[Given problem]: Render the lines of the records from the line with "grid-tile-1-4[interactable] bbox=[439, 259, 534, 355]" to the line with "network-tray-icon[interactable] bbox=[824, 732, 848, 756]", both included, as a JSON list of strings with one string per line. Leave out any blank lines.

[Element and region listings]:
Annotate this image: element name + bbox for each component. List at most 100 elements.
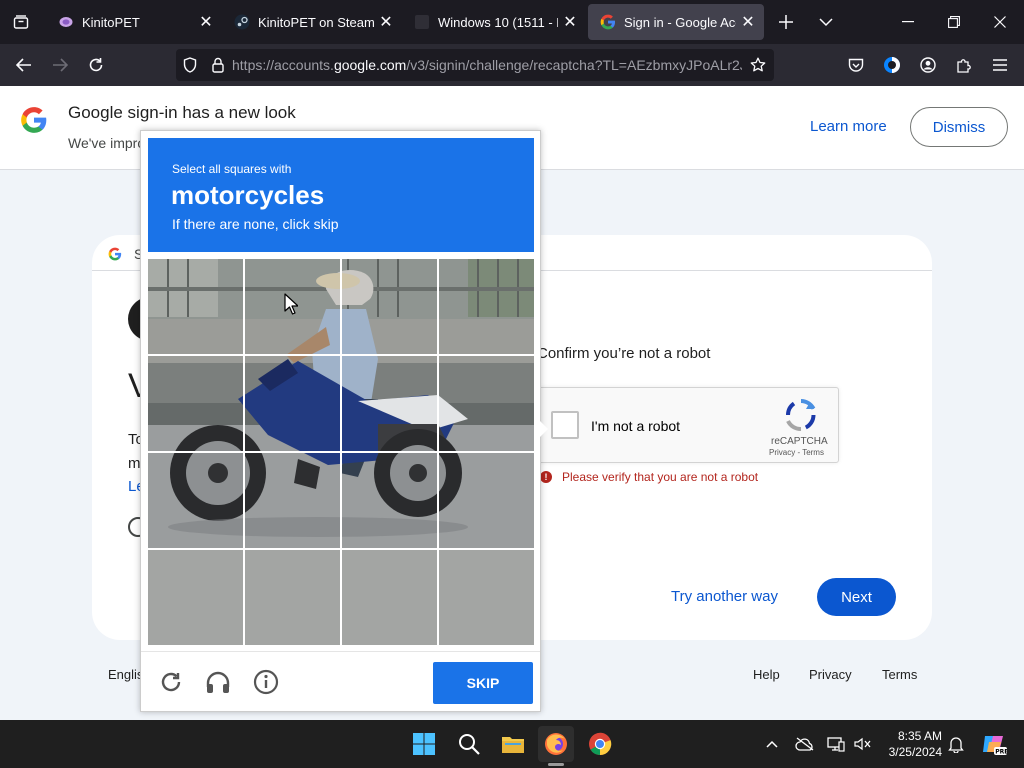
grid-tile-1-4[interactable] bbox=[439, 259, 534, 355]
search-icon bbox=[459, 734, 480, 755]
speaker-muted-icon bbox=[854, 737, 871, 751]
firefox-button[interactable] bbox=[538, 726, 574, 762]
chrome-button[interactable] bbox=[582, 726, 618, 762]
half-moon-icon bbox=[884, 57, 900, 73]
close-tab-icon[interactable]: ✕ bbox=[736, 10, 760, 34]
grid-tile-1-3[interactable] bbox=[342, 259, 438, 355]
close-window-button[interactable] bbox=[978, 0, 1022, 44]
onedrive-tray-icon[interactable] bbox=[793, 732, 817, 756]
body-text-line: m bbox=[128, 455, 141, 472]
grid-tile-1-1[interactable] bbox=[148, 259, 244, 355]
tab-windows-10[interactable]: Windows 10 (1511 - No ✕ bbox=[402, 4, 586, 40]
chevron-up-icon bbox=[766, 740, 778, 748]
grid-tile-4-2[interactable] bbox=[245, 550, 341, 645]
grid-tile-3-1[interactable] bbox=[148, 453, 244, 549]
grid-tile-3-3[interactable] bbox=[342, 453, 438, 549]
network-tray-icon[interactable] bbox=[824, 732, 848, 756]
terms-link[interactable]: Terms bbox=[882, 667, 917, 682]
svg-text:PRE: PRE bbox=[995, 749, 1007, 756]
address-bar[interactable]: https://accounts.google.com/v3/signin/ch… bbox=[176, 49, 774, 81]
learn-more-link[interactable]: Learn more bbox=[810, 118, 887, 135]
start-button[interactable] bbox=[406, 726, 442, 762]
tab-kinitopet[interactable]: KinitoPET ✕ bbox=[46, 4, 222, 40]
list-all-tabs-button[interactable] bbox=[0, 0, 42, 44]
grid-tile-4-1[interactable] bbox=[148, 550, 244, 645]
reload-icon bbox=[161, 672, 181, 692]
grid-tile-3-2[interactable] bbox=[245, 453, 341, 549]
grid-tile-2-2[interactable] bbox=[245, 356, 341, 452]
tab-title: KinitoPET on Steam bbox=[258, 14, 374, 30]
bell-icon bbox=[948, 737, 964, 753]
new-tab-button[interactable] bbox=[764, 0, 808, 44]
challenge-footer: SKIP bbox=[141, 651, 540, 712]
back-button[interactable] bbox=[8, 49, 40, 81]
volume-tray-icon[interactable] bbox=[851, 732, 875, 756]
language-selector[interactable]: Englis bbox=[108, 667, 143, 682]
hamburger-menu-icon bbox=[993, 59, 1007, 71]
skip-button[interactable]: SKIP bbox=[433, 662, 533, 704]
clock-date: 3/25/2024 bbox=[888, 745, 942, 759]
copilot-button[interactable]: PRE bbox=[978, 732, 1010, 756]
search-button[interactable] bbox=[451, 726, 487, 762]
privacy-link[interactable]: Privacy bbox=[809, 667, 852, 682]
recaptcha-challenge-popup: Select all squares with motorcycles If t… bbox=[140, 130, 548, 712]
minimize-window-button[interactable] bbox=[886, 0, 930, 44]
show-hidden-icons-button[interactable] bbox=[760, 732, 784, 756]
headphones-icon bbox=[206, 671, 230, 693]
close-tab-icon[interactable]: ✕ bbox=[558, 10, 582, 34]
challenge-select-text: Select all squares with bbox=[172, 162, 292, 176]
tab-overview-icon bbox=[13, 15, 29, 29]
list-tabs-button[interactable] bbox=[804, 0, 848, 44]
grid-tile-4-3[interactable] bbox=[342, 550, 438, 645]
close-tab-icon[interactable]: ✕ bbox=[194, 10, 218, 34]
recaptcha-privacy-terms-links[interactable]: Privacy - Terms bbox=[769, 448, 824, 457]
tab-google-sign-in[interactable]: Sign in - Google Accou ✕ bbox=[588, 4, 764, 40]
reload-icon bbox=[89, 58, 103, 72]
grid-tile-2-4[interactable] bbox=[439, 356, 534, 452]
reload-challenge-button[interactable] bbox=[157, 668, 185, 696]
copilot-pre-icon: PRE bbox=[983, 736, 1007, 756]
next-button[interactable]: Next bbox=[817, 578, 896, 616]
extensions-button[interactable] bbox=[948, 49, 980, 81]
google-g-icon bbox=[108, 247, 122, 261]
restore-icon bbox=[948, 16, 960, 28]
bookmark-star-icon[interactable] bbox=[742, 49, 774, 81]
tab-kinitopet-steam[interactable]: KinitoPET on Steam ✕ bbox=[222, 4, 402, 40]
pocket-button[interactable] bbox=[840, 49, 872, 81]
recaptcha-checkbox[interactable] bbox=[551, 411, 579, 439]
windows-logo-icon bbox=[413, 733, 435, 755]
grid-tile-4-4[interactable] bbox=[439, 550, 534, 645]
challenge-help-button[interactable] bbox=[252, 668, 280, 696]
verify-error-message: ! Please verify that you are not a robot bbox=[540, 470, 758, 484]
minimize-icon bbox=[902, 21, 914, 23]
grid-tile-3-4[interactable] bbox=[439, 453, 534, 549]
system-clock[interactable]: 8:35 AM 3/25/2024 bbox=[884, 728, 942, 760]
try-another-way-link[interactable]: Try another way bbox=[671, 588, 778, 605]
account-button[interactable] bbox=[912, 49, 944, 81]
file-explorer-button[interactable] bbox=[495, 726, 531, 762]
tab-bar: KinitoPET ✕ KinitoPET on Steam ✕ Windows… bbox=[0, 0, 1024, 44]
grid-tile-2-3[interactable] bbox=[342, 356, 438, 452]
error-text: Please verify that you are not a robot bbox=[562, 470, 759, 484]
google-favicon-icon bbox=[600, 14, 616, 30]
app-menu-button[interactable] bbox=[984, 49, 1016, 81]
close-tab-icon[interactable]: ✕ bbox=[374, 10, 398, 34]
windows-taskbar: 8:35 AM 3/25/2024 PRE bbox=[0, 720, 1024, 768]
clock-time: 8:35 AM bbox=[897, 729, 942, 743]
help-link[interactable]: Help bbox=[753, 667, 780, 682]
restore-window-button[interactable] bbox=[932, 0, 976, 44]
firefox-icon bbox=[545, 733, 567, 755]
reload-button[interactable] bbox=[80, 49, 112, 81]
tracking-protection-shield-icon[interactable] bbox=[176, 49, 204, 81]
challenge-image-grid bbox=[148, 259, 534, 645]
audio-challenge-button[interactable] bbox=[204, 668, 232, 696]
dark-reader-extension-button[interactable] bbox=[876, 49, 908, 81]
recaptcha-brand-text: reCAPTCHA bbox=[771, 436, 828, 447]
grid-tile-2-1[interactable] bbox=[148, 356, 244, 452]
dismiss-button[interactable]: Dismiss bbox=[910, 107, 1008, 147]
lock-icon[interactable] bbox=[204, 49, 232, 81]
forward-button[interactable] bbox=[44, 49, 76, 81]
error-icon: ! bbox=[540, 471, 552, 483]
chrome-icon bbox=[589, 732, 612, 756]
notifications-button[interactable] bbox=[944, 732, 968, 756]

[Result for this exercise]:
[
  "grid-tile-1-4[interactable] bbox=[439, 259, 534, 355]",
  "search-icon bbox=[459, 734, 480, 755]",
  "speaker-muted-icon bbox=[854, 737, 871, 751]",
  "firefox-button[interactable] bbox=[538, 726, 574, 762]",
  "chrome-button[interactable] bbox=[582, 726, 618, 762]",
  "half-moon-icon bbox=[884, 57, 900, 73]",
  "close-tab-icon[interactable]: ✕ bbox=[736, 10, 760, 34]",
  "grid-tile-1-3[interactable] bbox=[342, 259, 438, 355]",
  "close-window-button[interactable] bbox=[978, 0, 1022, 44]",
  "onedrive-tray-icon[interactable] bbox=[793, 732, 817, 756]",
  "body-text-line: m bbox=[128, 455, 141, 472]",
  "grid-tile-1-1[interactable] bbox=[148, 259, 244, 355]",
  "tab-windows-10[interactable]: Windows 10 (1511 - No ✕ bbox=[402, 4, 586, 40]",
  "chevron-up-icon bbox=[766, 740, 778, 748]",
  "grid-tile-4-2[interactable] bbox=[245, 550, 341, 645]",
  "grid-tile-3-1[interactable] bbox=[148, 453, 244, 549]",
  "grid-tile-3-3[interactable] bbox=[342, 453, 438, 549]",
  "network-tray-icon[interactable] bbox=[824, 732, 848, 756]"
]